_What is being asked_: Take the part of the records that opens with the line containing "photo-1-image [497,242,782,412]" and closes with the line containing "badge-container: 品质保证是我们一贯的态度 [0,129,1920,168]". Switch "interactable" to "clickable" throughout, then give only those lines back with nothing else changed.

━━━ Supplied entries

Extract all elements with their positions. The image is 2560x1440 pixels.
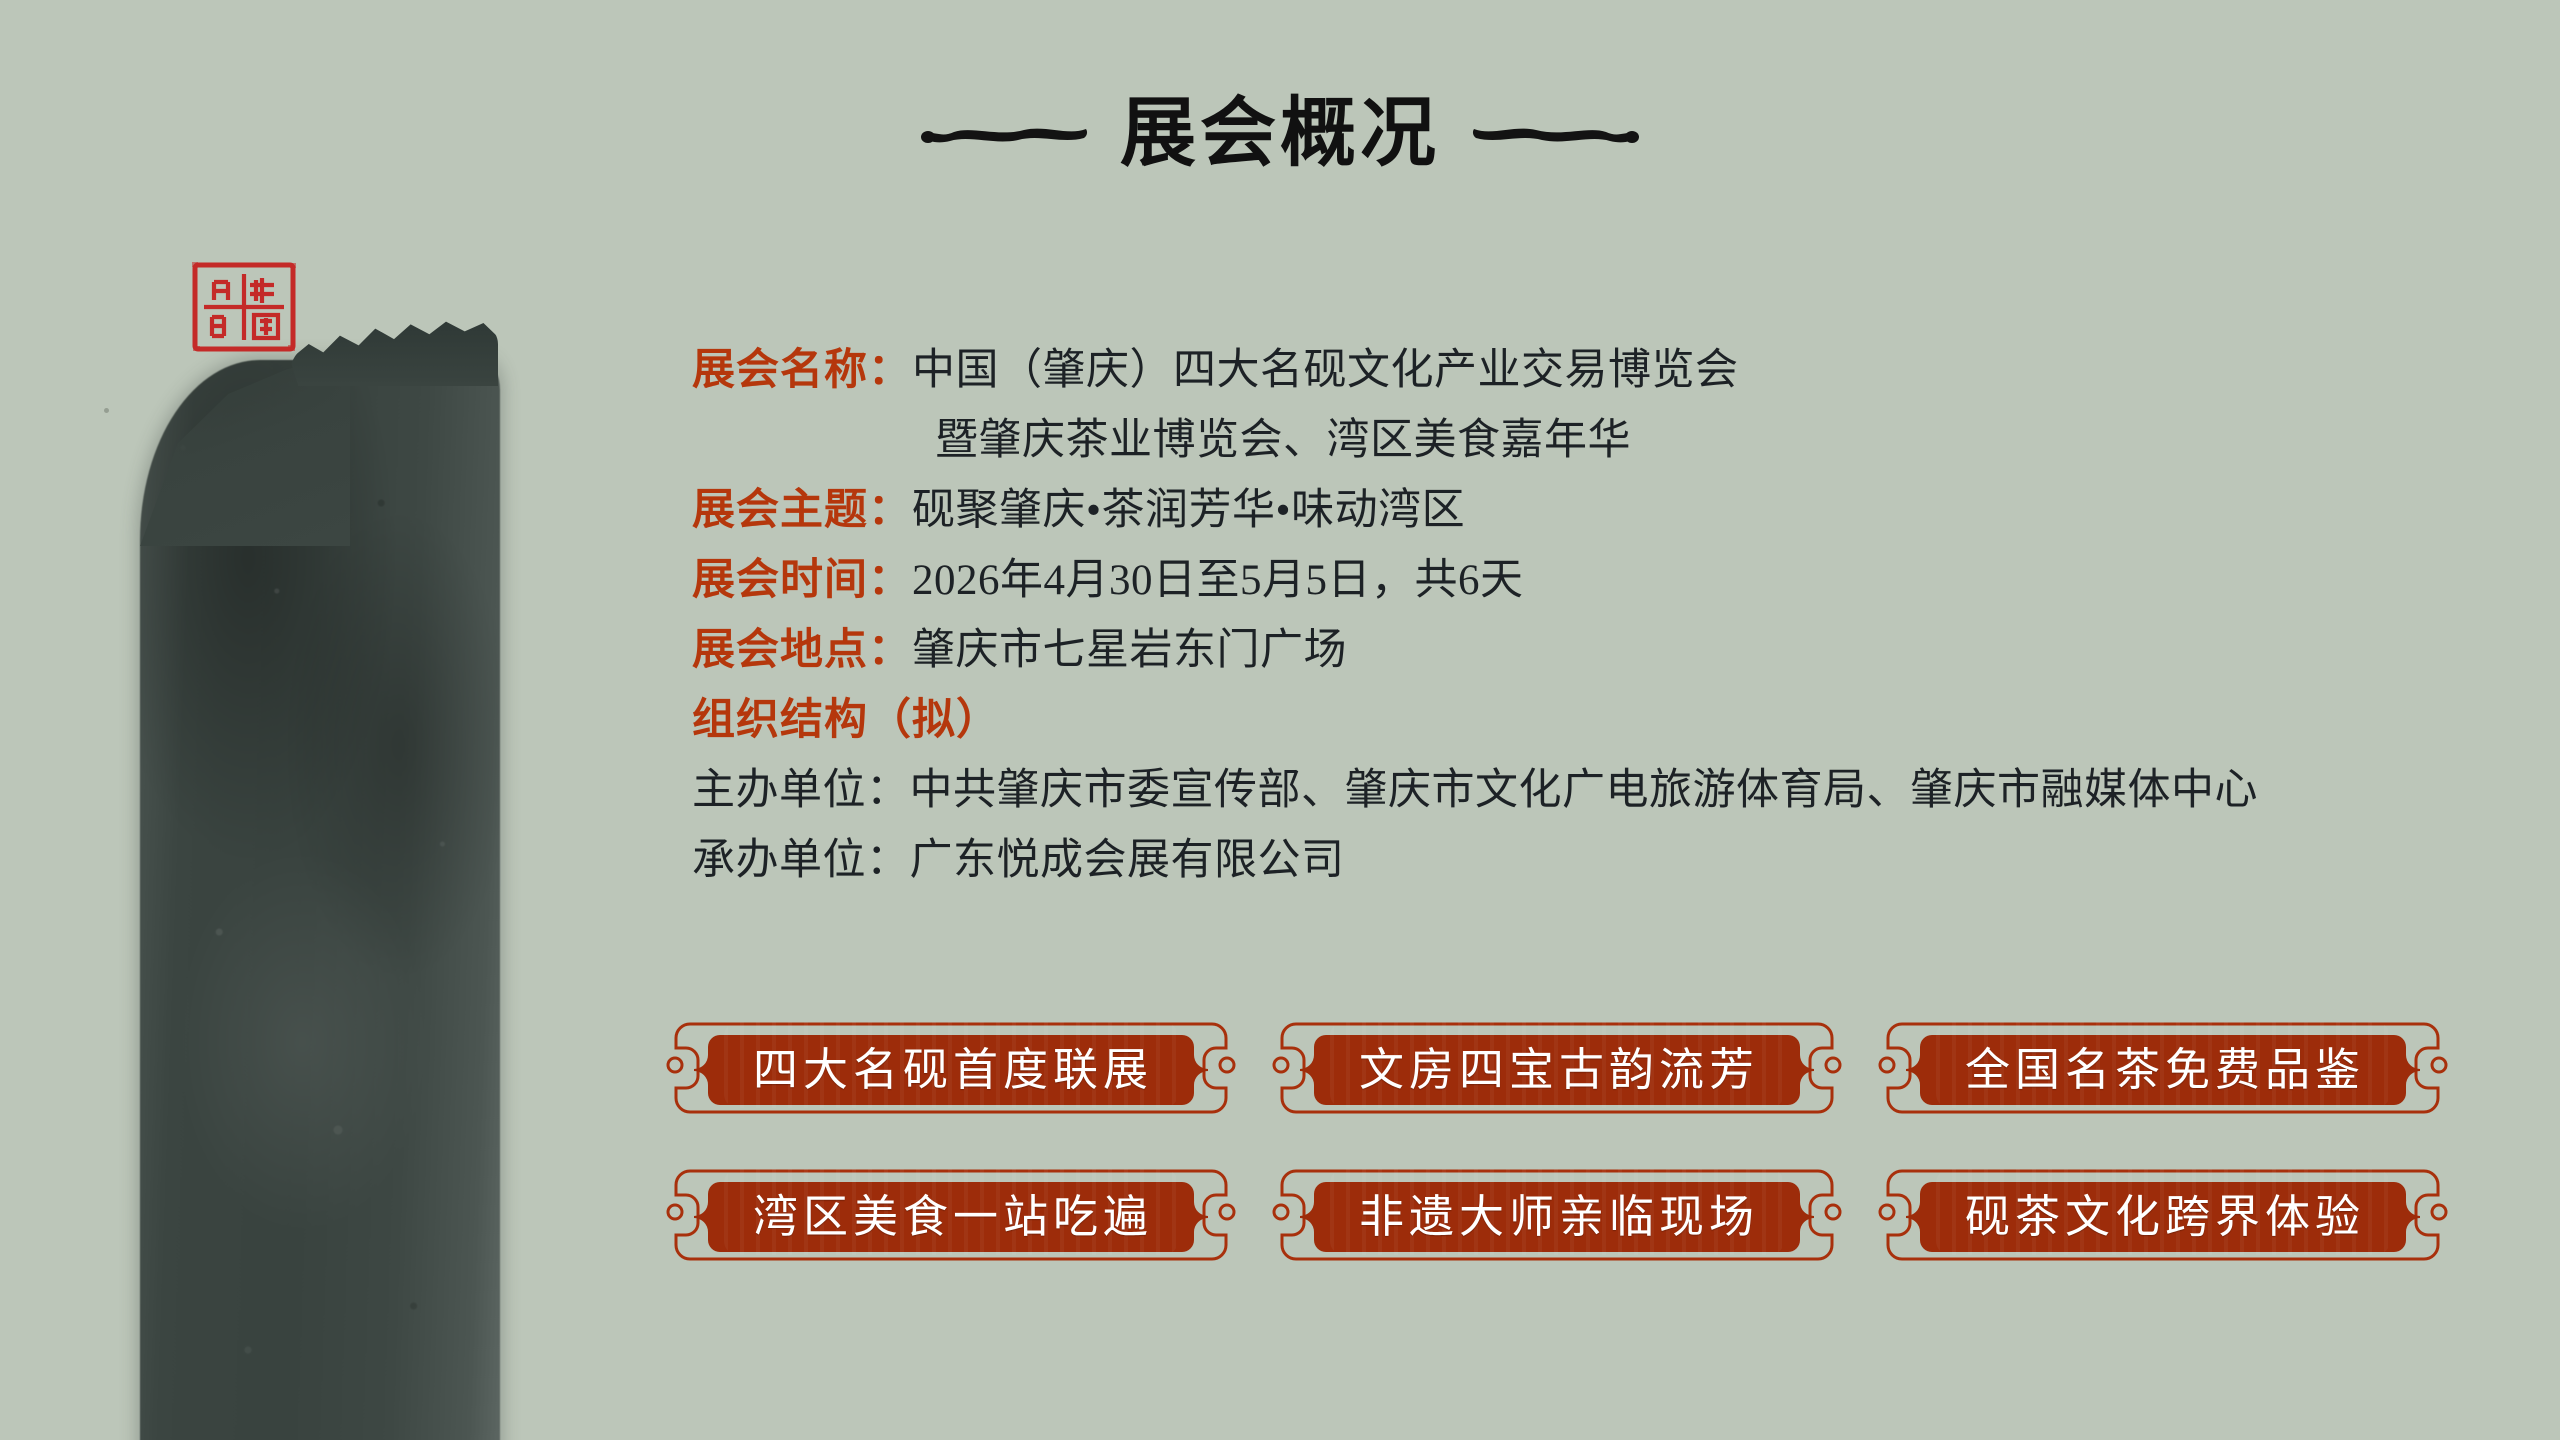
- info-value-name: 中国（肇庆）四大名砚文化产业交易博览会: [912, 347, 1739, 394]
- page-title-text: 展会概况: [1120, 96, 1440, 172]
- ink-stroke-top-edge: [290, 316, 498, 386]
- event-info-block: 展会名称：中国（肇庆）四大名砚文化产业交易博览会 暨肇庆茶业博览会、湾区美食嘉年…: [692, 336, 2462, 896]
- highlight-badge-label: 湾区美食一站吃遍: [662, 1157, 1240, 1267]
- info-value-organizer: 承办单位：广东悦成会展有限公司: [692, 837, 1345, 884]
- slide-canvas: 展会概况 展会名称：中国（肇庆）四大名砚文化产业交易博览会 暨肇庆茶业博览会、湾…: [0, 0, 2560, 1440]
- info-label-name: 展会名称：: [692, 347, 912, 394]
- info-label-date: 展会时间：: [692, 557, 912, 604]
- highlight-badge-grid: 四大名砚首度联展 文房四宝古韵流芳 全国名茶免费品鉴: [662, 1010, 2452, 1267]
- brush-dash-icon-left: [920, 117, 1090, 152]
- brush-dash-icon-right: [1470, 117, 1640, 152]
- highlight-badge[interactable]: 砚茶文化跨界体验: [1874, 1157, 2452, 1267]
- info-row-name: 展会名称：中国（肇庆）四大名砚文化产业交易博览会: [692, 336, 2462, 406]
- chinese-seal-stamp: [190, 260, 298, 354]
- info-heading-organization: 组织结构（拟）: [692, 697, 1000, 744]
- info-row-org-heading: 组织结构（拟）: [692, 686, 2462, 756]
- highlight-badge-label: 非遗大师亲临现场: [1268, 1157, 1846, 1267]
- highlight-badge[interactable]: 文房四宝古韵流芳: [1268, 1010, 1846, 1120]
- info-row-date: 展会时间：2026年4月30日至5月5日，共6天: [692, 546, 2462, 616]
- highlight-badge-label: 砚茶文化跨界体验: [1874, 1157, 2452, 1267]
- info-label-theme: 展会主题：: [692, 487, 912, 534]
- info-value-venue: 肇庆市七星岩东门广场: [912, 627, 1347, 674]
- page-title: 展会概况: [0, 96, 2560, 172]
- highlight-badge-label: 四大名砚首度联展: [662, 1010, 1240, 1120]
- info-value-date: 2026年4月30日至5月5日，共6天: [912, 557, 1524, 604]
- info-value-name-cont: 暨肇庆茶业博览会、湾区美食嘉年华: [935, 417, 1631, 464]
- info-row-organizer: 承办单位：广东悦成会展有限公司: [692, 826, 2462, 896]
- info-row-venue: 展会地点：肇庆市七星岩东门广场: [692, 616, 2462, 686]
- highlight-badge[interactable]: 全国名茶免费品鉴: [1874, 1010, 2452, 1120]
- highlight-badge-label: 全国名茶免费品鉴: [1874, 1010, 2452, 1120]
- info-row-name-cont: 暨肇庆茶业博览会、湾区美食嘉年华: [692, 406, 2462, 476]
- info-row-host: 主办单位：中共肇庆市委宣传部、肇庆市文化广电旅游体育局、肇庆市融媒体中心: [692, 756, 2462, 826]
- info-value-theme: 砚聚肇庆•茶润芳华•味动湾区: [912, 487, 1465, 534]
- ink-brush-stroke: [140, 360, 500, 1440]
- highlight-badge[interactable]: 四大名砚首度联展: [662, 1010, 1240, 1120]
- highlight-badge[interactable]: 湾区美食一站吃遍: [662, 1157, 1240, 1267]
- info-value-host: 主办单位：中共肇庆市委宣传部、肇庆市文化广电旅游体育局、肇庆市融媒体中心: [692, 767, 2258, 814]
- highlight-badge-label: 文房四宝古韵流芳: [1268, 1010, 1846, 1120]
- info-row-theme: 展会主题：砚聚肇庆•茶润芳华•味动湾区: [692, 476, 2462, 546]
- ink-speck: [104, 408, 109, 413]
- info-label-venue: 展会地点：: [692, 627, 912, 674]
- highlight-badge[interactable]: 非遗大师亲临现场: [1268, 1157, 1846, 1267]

━━━━━━
━━━ Supplied entries

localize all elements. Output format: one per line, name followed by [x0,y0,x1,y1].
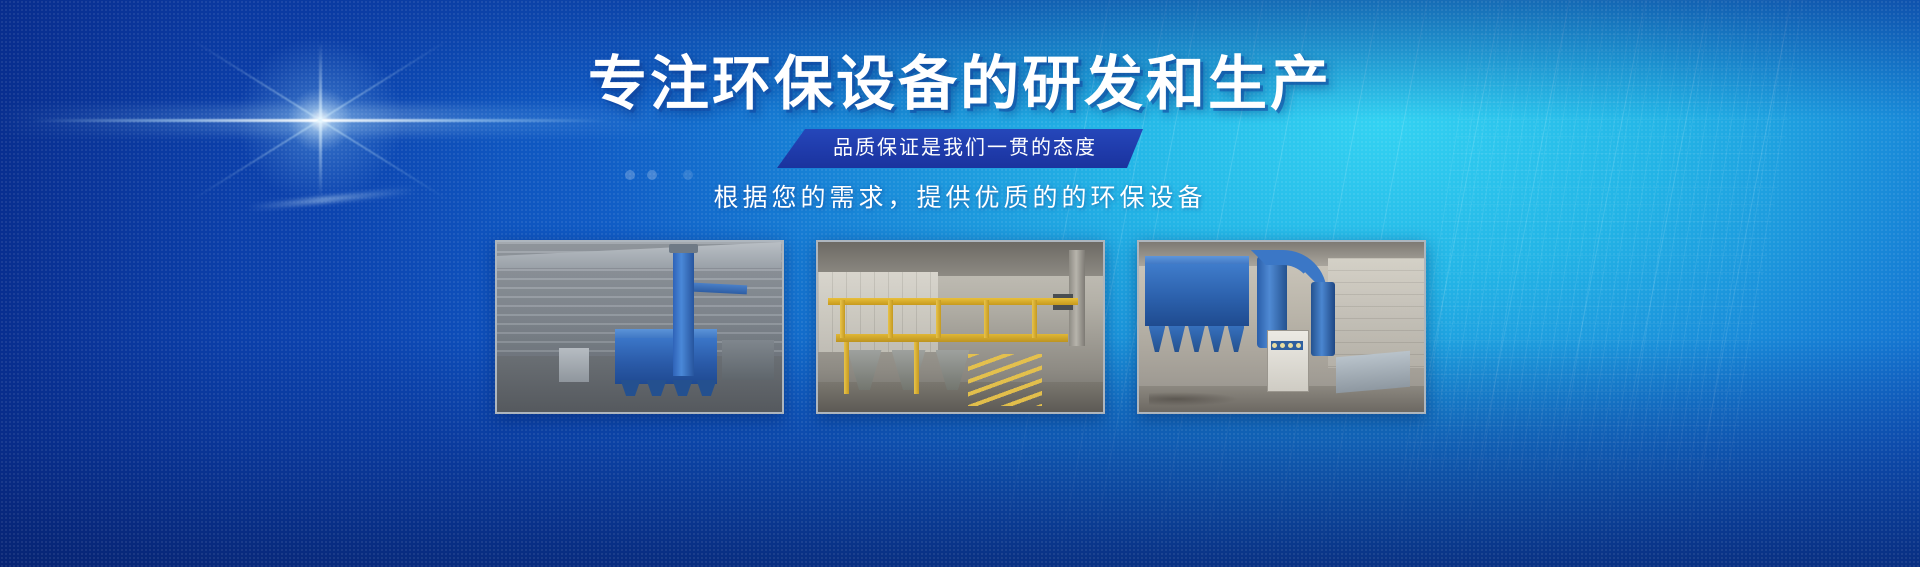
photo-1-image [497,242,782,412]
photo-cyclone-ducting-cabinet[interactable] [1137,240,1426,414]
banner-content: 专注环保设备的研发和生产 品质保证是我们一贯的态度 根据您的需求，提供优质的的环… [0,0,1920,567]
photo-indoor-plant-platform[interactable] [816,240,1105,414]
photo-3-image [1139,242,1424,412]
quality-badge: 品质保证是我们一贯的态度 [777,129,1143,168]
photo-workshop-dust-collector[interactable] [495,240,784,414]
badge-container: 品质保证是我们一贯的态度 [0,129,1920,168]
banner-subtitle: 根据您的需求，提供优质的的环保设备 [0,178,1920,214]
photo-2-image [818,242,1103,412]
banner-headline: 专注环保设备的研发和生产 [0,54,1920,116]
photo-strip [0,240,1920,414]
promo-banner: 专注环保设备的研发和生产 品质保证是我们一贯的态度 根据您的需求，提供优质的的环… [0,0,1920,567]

━━━━━━

_Problem solution_:
photo-1-image [497,242,782,412]
photo-cyclone-ducting-cabinet[clickable] [1137,240,1426,414]
banner-content: 专注环保设备的研发和生产 品质保证是我们一贯的态度 根据您的需求，提供优质的的环… [0,0,1920,567]
photo-indoor-plant-platform[clickable] [816,240,1105,414]
photo-3-image [1139,242,1424,412]
quality-badge: 品质保证是我们一贯的态度 [777,129,1143,168]
photo-workshop-dust-collector[clickable] [495,240,784,414]
badge-container: 品质保证是我们一贯的态度 [0,129,1920,168]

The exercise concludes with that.